━━━━━ Dataset rows

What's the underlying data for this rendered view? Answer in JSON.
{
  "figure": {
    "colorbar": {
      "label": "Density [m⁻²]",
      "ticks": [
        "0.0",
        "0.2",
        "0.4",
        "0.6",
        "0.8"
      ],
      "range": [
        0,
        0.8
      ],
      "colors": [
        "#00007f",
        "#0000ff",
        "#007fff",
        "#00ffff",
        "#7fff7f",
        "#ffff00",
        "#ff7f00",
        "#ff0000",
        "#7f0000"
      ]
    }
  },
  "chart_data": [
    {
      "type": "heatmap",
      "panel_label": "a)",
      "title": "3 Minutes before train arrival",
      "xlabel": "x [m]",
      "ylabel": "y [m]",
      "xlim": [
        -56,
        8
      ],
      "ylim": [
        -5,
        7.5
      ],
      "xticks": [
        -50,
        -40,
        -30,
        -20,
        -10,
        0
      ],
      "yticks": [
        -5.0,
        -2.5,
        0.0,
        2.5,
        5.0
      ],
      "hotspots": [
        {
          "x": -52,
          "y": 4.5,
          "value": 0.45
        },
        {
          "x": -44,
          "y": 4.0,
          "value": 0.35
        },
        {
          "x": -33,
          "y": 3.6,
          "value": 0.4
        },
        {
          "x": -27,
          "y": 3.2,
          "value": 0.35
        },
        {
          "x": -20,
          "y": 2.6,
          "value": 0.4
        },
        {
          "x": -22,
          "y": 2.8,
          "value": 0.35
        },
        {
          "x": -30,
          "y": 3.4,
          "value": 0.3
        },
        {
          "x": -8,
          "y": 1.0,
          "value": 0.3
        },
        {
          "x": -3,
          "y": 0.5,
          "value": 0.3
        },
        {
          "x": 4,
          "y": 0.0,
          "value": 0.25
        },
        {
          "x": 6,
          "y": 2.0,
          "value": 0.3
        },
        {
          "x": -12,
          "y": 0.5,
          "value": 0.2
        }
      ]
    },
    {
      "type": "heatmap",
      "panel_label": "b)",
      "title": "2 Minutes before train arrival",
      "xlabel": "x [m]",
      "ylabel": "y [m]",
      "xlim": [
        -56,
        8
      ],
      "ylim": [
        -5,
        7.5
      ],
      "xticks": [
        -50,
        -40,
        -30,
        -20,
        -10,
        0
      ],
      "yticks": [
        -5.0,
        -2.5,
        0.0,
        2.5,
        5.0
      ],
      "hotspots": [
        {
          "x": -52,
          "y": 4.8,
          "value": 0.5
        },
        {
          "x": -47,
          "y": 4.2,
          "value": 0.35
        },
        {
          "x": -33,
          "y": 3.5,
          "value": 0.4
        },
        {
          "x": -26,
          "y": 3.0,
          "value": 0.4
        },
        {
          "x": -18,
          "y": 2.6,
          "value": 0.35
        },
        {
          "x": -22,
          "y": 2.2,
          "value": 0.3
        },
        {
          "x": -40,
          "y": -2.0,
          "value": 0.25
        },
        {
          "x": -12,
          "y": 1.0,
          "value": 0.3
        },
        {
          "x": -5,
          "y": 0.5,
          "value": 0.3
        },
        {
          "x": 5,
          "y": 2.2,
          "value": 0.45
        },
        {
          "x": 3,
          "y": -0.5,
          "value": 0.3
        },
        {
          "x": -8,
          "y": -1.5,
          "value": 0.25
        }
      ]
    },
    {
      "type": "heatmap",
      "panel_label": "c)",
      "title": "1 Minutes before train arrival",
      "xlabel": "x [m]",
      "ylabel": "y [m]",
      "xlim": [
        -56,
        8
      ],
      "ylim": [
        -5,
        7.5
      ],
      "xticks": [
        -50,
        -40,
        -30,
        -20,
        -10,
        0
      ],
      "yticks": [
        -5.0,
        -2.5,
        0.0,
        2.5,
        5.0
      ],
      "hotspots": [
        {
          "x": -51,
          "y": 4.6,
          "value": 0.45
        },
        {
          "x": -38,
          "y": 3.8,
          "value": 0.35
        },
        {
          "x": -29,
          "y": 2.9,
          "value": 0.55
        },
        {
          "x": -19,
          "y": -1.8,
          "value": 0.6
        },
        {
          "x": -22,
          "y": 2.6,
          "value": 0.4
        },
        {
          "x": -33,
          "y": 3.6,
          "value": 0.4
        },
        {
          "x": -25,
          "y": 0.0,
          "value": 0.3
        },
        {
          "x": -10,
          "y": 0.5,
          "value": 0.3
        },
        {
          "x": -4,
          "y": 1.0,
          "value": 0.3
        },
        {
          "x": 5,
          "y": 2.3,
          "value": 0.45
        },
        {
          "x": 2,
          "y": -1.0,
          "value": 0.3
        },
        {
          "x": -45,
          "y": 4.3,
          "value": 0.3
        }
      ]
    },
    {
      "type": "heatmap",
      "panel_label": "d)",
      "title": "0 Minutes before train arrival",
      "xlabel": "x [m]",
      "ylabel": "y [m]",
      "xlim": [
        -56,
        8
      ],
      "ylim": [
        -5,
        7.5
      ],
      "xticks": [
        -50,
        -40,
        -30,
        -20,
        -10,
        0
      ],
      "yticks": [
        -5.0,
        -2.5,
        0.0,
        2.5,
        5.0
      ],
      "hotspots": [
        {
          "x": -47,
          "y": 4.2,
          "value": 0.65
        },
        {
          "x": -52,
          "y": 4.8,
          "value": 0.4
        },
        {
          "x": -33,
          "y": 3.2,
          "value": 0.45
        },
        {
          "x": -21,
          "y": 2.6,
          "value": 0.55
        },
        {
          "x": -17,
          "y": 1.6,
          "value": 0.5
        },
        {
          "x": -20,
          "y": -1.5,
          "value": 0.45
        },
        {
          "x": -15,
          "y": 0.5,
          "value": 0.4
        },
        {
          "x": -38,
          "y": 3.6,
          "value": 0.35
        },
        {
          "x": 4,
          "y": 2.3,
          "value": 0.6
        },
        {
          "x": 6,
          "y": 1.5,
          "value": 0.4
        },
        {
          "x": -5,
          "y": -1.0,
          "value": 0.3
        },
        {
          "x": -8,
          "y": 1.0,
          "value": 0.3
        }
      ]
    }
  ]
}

━━━━━━━━━━

(Task brief):
Repeat all of the entries exactly.

(Response below):
What's the underlying data for this rendered view? Answer in JSON.
{
  "figure": {
    "colorbar": {
      "label": "Density [m⁻²]",
      "ticks": [
        "0.0",
        "0.2",
        "0.4",
        "0.6",
        "0.8"
      ],
      "range": [
        0,
        0.8
      ],
      "colors": [
        "#00007f",
        "#0000ff",
        "#007fff",
        "#00ffff",
        "#7fff7f",
        "#ffff00",
        "#ff7f00",
        "#ff0000",
        "#7f0000"
      ]
    }
  },
  "chart_data": [
    {
      "type": "heatmap",
      "panel_label": "a)",
      "title": "3 Minutes before train arrival",
      "xlabel": "x [m]",
      "ylabel": "y [m]",
      "xlim": [
        -56,
        8
      ],
      "ylim": [
        -5,
        7.5
      ],
      "xticks": [
        -50,
        -40,
        -30,
        -20,
        -10,
        0
      ],
      "yticks": [
        -5.0,
        -2.5,
        0.0,
        2.5,
        5.0
      ],
      "hotspots": [
        {
          "x": -52,
          "y": 4.5,
          "value": 0.45
        },
        {
          "x": -44,
          "y": 4.0,
          "value": 0.35
        },
        {
          "x": -33,
          "y": 3.6,
          "value": 0.4
        },
        {
          "x": -27,
          "y": 3.2,
          "value": 0.35
        },
        {
          "x": -20,
          "y": 2.6,
          "value": 0.4
        },
        {
          "x": -22,
          "y": 2.8,
          "value": 0.35
        },
        {
          "x": -30,
          "y": 3.4,
          "value": 0.3
        },
        {
          "x": -8,
          "y": 1.0,
          "value": 0.3
        },
        {
          "x": -3,
          "y": 0.5,
          "value": 0.3
        },
        {
          "x": 4,
          "y": 0.0,
          "value": 0.25
        },
        {
          "x": 6,
          "y": 2.0,
          "value": 0.3
        },
        {
          "x": -12,
          "y": 0.5,
          "value": 0.2
        }
      ]
    },
    {
      "type": "heatmap",
      "panel_label": "b)",
      "title": "2 Minutes before train arrival",
      "xlabel": "x [m]",
      "ylabel": "y [m]",
      "xlim": [
        -56,
        8
      ],
      "ylim": [
        -5,
        7.5
      ],
      "xticks": [
        -50,
        -40,
        -30,
        -20,
        -10,
        0
      ],
      "yticks": [
        -5.0,
        -2.5,
        0.0,
        2.5,
        5.0
      ],
      "hotspots": [
        {
          "x": -52,
          "y": 4.8,
          "value": 0.5
        },
        {
          "x": -47,
          "y": 4.2,
          "value": 0.35
        },
        {
          "x": -33,
          "y": 3.5,
          "value": 0.4
        },
        {
          "x": -26,
          "y": 3.0,
          "value": 0.4
        },
        {
          "x": -18,
          "y": 2.6,
          "value": 0.35
        },
        {
          "x": -22,
          "y": 2.2,
          "value": 0.3
        },
        {
          "x": -40,
          "y": -2.0,
          "value": 0.25
        },
        {
          "x": -12,
          "y": 1.0,
          "value": 0.3
        },
        {
          "x": -5,
          "y": 0.5,
          "value": 0.3
        },
        {
          "x": 5,
          "y": 2.2,
          "value": 0.45
        },
        {
          "x": 3,
          "y": -0.5,
          "value": 0.3
        },
        {
          "x": -8,
          "y": -1.5,
          "value": 0.25
        }
      ]
    },
    {
      "type": "heatmap",
      "panel_label": "c)",
      "title": "1 Minutes before train arrival",
      "xlabel": "x [m]",
      "ylabel": "y [m]",
      "xlim": [
        -56,
        8
      ],
      "ylim": [
        -5,
        7.5
      ],
      "xticks": [
        -50,
        -40,
        -30,
        -20,
        -10,
        0
      ],
      "yticks": [
        -5.0,
        -2.5,
        0.0,
        2.5,
        5.0
      ],
      "hotspots": [
        {
          "x": -51,
          "y": 4.6,
          "value": 0.45
        },
        {
          "x": -38,
          "y": 3.8,
          "value": 0.35
        },
        {
          "x": -29,
          "y": 2.9,
          "value": 0.55
        },
        {
          "x": -19,
          "y": -1.8,
          "value": 0.6
        },
        {
          "x": -22,
          "y": 2.6,
          "value": 0.4
        },
        {
          "x": -33,
          "y": 3.6,
          "value": 0.4
        },
        {
          "x": -25,
          "y": 0.0,
          "value": 0.3
        },
        {
          "x": -10,
          "y": 0.5,
          "value": 0.3
        },
        {
          "x": -4,
          "y": 1.0,
          "value": 0.3
        },
        {
          "x": 5,
          "y": 2.3,
          "value": 0.45
        },
        {
          "x": 2,
          "y": -1.0,
          "value": 0.3
        },
        {
          "x": -45,
          "y": 4.3,
          "value": 0.3
        }
      ]
    },
    {
      "type": "heatmap",
      "panel_label": "d)",
      "title": "0 Minutes before train arrival",
      "xlabel": "x [m]",
      "ylabel": "y [m]",
      "xlim": [
        -56,
        8
      ],
      "ylim": [
        -5,
        7.5
      ],
      "xticks": [
        -50,
        -40,
        -30,
        -20,
        -10,
        0
      ],
      "yticks": [
        -5.0,
        -2.5,
        0.0,
        2.5,
        5.0
      ],
      "hotspots": [
        {
          "x": -47,
          "y": 4.2,
          "value": 0.65
        },
        {
          "x": -52,
          "y": 4.8,
          "value": 0.4
        },
        {
          "x": -33,
          "y": 3.2,
          "value": 0.45
        },
        {
          "x": -21,
          "y": 2.6,
          "value": 0.55
        },
        {
          "x": -17,
          "y": 1.6,
          "value": 0.5
        },
        {
          "x": -20,
          "y": -1.5,
          "value": 0.45
        },
        {
          "x": -15,
          "y": 0.5,
          "value": 0.4
        },
        {
          "x": -38,
          "y": 3.6,
          "value": 0.35
        },
        {
          "x": 4,
          "y": 2.3,
          "value": 0.6
        },
        {
          "x": 6,
          "y": 1.5,
          "value": 0.4
        },
        {
          "x": -5,
          "y": -1.0,
          "value": 0.3
        },
        {
          "x": -8,
          "y": 1.0,
          "value": 0.3
        }
      ]
    }
  ]
}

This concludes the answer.